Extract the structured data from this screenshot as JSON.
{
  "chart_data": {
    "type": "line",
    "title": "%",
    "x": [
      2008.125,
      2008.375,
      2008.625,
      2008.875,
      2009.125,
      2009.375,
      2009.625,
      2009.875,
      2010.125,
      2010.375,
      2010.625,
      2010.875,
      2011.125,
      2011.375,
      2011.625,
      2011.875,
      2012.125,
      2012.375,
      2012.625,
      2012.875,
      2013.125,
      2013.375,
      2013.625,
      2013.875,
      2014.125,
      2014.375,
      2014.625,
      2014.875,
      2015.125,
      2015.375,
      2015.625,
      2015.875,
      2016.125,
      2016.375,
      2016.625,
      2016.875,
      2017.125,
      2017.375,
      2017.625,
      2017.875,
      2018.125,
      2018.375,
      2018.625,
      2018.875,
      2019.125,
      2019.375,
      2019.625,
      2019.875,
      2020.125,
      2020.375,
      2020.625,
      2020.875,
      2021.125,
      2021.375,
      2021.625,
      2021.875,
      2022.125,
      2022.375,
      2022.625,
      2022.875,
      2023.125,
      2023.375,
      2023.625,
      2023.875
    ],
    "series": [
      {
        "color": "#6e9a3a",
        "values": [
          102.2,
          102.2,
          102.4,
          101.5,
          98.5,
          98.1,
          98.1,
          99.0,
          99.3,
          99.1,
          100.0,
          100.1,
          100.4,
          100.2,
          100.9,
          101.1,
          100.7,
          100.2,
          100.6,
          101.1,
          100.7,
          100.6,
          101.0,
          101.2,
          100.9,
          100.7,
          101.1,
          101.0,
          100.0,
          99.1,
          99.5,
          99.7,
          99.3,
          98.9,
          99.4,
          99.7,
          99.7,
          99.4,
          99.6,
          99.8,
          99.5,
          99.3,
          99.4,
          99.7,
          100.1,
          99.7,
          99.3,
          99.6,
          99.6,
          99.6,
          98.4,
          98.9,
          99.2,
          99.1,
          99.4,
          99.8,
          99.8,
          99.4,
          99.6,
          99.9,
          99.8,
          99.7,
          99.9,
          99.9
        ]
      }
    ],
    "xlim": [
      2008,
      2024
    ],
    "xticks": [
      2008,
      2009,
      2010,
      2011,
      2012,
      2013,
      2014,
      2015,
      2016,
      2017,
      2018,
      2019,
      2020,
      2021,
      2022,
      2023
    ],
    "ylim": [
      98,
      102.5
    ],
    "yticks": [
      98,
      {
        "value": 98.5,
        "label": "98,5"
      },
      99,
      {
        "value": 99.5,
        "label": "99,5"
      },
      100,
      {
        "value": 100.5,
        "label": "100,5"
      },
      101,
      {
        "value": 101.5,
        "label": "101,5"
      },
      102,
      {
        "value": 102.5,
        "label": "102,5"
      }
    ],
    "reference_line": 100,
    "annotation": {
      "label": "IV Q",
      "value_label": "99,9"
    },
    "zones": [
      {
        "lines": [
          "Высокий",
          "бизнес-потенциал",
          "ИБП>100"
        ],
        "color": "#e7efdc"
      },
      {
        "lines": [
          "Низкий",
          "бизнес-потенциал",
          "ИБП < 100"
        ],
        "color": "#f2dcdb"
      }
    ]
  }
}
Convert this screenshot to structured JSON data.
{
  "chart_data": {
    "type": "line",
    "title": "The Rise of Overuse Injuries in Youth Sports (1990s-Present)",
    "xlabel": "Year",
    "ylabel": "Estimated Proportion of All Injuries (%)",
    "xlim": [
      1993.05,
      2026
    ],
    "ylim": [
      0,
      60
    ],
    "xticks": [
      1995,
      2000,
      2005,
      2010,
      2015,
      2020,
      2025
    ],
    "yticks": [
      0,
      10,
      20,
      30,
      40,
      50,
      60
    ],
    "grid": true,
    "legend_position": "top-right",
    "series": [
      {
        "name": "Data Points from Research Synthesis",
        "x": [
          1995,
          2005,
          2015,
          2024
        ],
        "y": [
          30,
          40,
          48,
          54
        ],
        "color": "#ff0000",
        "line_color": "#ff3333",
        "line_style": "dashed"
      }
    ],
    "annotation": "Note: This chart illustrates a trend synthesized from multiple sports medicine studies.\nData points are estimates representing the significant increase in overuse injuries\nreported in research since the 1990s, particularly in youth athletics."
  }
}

━━━━━━━━━━━━━━━━

Exercise directions »
Extract all lines that hold the word "annotation".

Answer in full »
    "annotation": {
    "annotation": "Note: This chart illustrates a trend synthesized from multiple sports medicine studies.\nData points are estimates representing the significant increase in overuse injuries\nreported in research since the 1990s, particularly in youth athletics."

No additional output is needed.